Stored data
- - - - - - -
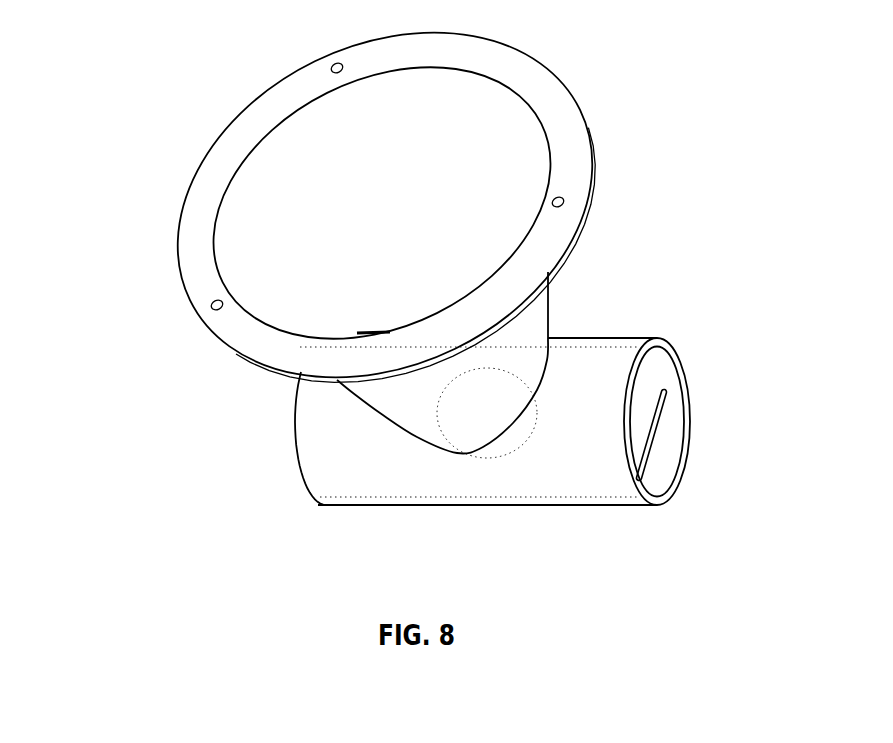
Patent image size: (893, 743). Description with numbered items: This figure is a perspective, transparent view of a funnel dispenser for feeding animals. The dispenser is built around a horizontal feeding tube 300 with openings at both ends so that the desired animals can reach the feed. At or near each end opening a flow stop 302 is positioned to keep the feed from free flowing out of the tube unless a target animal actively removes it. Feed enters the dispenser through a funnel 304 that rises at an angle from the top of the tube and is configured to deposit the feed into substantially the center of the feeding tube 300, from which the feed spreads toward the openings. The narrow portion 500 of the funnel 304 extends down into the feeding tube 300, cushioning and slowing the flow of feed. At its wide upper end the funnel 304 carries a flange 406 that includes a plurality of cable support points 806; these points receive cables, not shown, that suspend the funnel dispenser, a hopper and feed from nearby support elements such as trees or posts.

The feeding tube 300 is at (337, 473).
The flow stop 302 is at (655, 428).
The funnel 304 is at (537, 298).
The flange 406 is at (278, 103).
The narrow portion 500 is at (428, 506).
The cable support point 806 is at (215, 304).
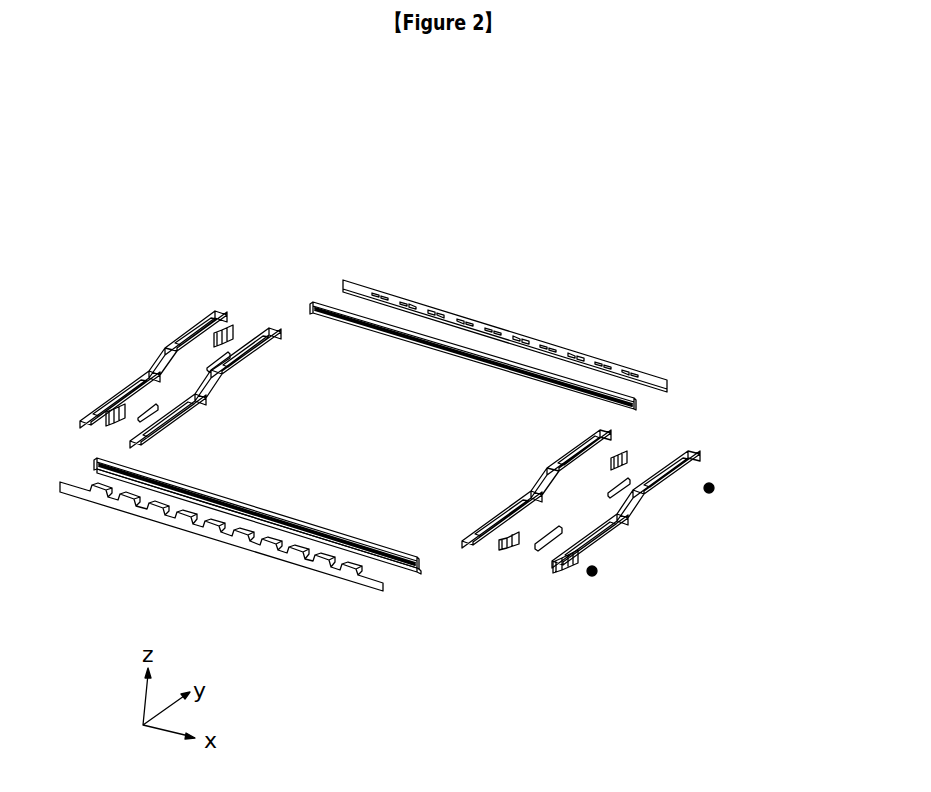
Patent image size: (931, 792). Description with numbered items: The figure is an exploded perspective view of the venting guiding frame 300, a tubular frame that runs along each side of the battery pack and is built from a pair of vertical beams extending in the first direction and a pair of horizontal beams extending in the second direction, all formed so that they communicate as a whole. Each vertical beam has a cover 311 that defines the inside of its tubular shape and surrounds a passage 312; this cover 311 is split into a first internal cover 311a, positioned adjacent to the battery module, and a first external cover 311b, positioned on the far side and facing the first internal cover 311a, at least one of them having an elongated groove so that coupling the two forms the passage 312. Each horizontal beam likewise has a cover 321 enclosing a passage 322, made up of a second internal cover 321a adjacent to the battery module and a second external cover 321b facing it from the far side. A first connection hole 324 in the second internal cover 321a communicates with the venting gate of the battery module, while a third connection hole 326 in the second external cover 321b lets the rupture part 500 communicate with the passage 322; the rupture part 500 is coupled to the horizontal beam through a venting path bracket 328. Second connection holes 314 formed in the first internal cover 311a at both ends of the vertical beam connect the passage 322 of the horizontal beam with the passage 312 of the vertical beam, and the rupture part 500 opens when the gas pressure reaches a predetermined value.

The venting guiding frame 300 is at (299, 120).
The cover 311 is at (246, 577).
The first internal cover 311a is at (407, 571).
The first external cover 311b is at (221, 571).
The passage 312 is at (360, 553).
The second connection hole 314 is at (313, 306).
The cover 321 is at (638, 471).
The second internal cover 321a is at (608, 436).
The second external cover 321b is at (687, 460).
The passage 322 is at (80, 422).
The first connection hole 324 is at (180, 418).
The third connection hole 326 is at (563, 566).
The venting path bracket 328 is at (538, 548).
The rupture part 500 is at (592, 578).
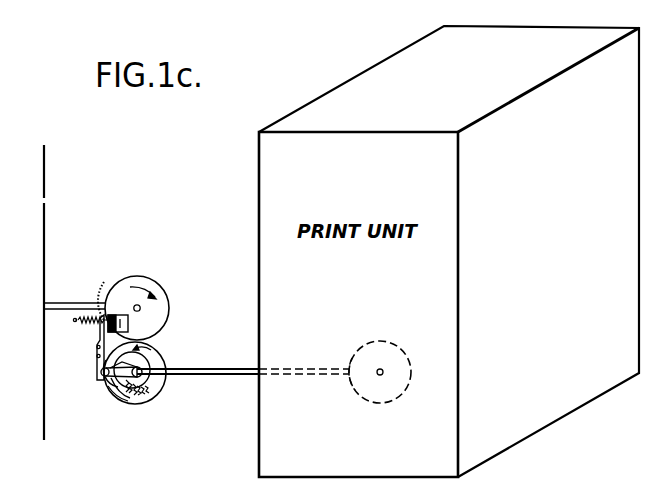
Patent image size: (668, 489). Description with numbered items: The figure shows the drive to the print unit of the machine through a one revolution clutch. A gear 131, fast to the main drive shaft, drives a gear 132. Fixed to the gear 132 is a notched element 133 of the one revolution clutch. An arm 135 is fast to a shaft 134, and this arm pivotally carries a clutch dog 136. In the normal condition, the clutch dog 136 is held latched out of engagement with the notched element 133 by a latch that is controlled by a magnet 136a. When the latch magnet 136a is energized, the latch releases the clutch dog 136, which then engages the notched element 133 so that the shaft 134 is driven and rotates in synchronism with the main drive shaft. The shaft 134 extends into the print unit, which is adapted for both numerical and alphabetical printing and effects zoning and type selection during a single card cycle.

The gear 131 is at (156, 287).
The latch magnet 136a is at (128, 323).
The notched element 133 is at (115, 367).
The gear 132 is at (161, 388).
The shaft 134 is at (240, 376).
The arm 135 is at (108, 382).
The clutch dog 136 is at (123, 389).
- - - - - - -
:: What to produce ::
Render as a numbered list the lines starting with the one that contains "Patent image size: (931, 792)." and going on through the one that contains "The first external", leaving out any blank lines.

:: Output for this task ::
1. Patent image size: (931, 792). Description with numbered items: The figure is an exploded perspective view of the venting guiding frame 300, a tubular frame that runs along each side of the battery pack and is built from a pair of vertical beams extending in the first direction and a pair of horizontal beams extending in the second direction, all formed so that they communicate as a whole. Each vertical beam has a cover 311 that defines the inside of its tubular shape and surrounds a passage 312; this cover 311 is split into a first internal cover 311a, positioned adjacent to the battery module, and a first external cover 311b, positioned on the far side and facing the first internal cover 311a, at least one of them having an elongated groove so that coupling the two forms the passage 312. Each horizontal beam likewise has a cover 321 enclosing a passage 322, made up of a second internal cover 321a adjacent to the battery module and a second external cover 321b facing it from the far side. A first connection hole 324 in the second internal cover 321a communicates with the venting gate of the battery module, while a third connection hole 326 in the second external cover 321b lets the rupture part 500 communicate with the passage 322; the rupture part 500 is coupled to the horizontal beam through a venting path bracket 328. Second connection holes 314 formed in the first internal cover 311a at both ends of the vertical beam connect the passage 322 of the horizontal beam with the passage 312 of the vertical beam, and the rupture part 500 opens when the gas pressure reaches a predetermined value.
2. The venting guiding frame 300 is at (299, 120).
3. The cover 311 is at (246, 577).
4. The first internal cover 311a is at (407, 571).
5. The first external cover 311b is at (221, 571).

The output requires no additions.